> Work to do: Using the listing beneath this task, count the lines with the word "text" and write only the result.

> Supplied material:

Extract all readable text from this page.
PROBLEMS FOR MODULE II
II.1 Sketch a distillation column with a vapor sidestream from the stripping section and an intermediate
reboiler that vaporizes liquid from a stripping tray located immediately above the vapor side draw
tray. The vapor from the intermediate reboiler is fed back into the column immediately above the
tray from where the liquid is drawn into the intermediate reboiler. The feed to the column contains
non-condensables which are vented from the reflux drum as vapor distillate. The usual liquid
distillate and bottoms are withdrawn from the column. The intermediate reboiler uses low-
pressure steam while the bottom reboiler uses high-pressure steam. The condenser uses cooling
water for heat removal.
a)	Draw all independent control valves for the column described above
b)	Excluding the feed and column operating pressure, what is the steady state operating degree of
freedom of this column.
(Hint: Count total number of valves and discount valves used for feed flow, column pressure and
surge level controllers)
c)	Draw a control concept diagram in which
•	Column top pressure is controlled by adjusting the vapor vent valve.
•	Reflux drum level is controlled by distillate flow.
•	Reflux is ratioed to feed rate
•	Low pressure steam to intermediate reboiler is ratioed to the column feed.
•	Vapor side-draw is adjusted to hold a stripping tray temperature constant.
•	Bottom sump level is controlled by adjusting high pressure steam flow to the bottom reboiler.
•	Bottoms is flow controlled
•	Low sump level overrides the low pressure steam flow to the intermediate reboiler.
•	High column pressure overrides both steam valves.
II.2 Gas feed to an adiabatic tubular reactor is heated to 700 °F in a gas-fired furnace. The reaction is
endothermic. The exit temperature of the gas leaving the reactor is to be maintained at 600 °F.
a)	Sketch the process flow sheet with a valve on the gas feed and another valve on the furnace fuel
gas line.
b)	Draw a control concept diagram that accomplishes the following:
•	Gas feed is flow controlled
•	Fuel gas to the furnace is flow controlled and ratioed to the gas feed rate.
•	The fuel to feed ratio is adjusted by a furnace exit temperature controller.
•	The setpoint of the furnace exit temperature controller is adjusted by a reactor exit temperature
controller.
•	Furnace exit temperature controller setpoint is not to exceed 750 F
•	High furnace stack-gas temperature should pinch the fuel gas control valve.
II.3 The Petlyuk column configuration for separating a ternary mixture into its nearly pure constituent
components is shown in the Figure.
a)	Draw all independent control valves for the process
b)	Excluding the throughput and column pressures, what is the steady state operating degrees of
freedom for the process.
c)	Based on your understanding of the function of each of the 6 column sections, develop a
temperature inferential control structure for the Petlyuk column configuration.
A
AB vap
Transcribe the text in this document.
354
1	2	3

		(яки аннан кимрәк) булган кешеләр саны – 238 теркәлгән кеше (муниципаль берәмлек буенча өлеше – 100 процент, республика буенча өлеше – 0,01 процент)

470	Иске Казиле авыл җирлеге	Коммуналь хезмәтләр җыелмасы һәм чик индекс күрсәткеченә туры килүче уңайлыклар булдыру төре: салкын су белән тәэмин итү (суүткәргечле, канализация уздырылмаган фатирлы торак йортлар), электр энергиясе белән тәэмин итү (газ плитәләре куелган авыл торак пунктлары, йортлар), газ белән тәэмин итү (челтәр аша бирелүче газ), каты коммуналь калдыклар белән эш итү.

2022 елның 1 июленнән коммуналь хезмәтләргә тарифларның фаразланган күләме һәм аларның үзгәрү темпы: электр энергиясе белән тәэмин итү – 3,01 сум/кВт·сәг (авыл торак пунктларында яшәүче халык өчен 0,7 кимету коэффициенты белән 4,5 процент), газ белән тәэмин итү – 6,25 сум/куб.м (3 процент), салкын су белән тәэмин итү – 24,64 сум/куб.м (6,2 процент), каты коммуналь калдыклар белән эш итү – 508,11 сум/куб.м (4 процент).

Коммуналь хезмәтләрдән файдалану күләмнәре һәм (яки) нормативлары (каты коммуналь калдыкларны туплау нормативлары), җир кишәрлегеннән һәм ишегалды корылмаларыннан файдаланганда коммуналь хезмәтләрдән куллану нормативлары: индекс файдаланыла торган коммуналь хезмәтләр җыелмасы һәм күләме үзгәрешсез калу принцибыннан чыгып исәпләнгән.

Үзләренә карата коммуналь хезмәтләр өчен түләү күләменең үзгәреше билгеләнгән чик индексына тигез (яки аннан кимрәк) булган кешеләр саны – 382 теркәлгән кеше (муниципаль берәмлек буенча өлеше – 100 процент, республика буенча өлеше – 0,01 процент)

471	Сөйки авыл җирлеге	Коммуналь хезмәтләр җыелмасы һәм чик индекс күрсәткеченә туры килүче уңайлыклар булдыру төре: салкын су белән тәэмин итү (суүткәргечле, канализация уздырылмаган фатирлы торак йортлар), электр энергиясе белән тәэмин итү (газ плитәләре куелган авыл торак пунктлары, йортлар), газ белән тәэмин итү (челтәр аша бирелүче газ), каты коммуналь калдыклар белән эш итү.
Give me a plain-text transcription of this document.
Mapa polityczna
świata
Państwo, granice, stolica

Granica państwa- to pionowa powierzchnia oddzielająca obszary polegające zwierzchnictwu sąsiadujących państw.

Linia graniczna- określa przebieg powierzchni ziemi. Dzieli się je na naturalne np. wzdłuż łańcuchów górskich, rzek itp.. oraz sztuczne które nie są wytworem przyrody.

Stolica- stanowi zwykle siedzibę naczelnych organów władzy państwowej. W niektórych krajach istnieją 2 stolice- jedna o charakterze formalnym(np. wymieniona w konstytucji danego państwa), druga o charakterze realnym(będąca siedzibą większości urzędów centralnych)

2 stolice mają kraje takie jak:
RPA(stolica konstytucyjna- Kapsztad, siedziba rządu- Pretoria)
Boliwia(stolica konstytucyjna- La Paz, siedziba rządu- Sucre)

> Answer to the task: 3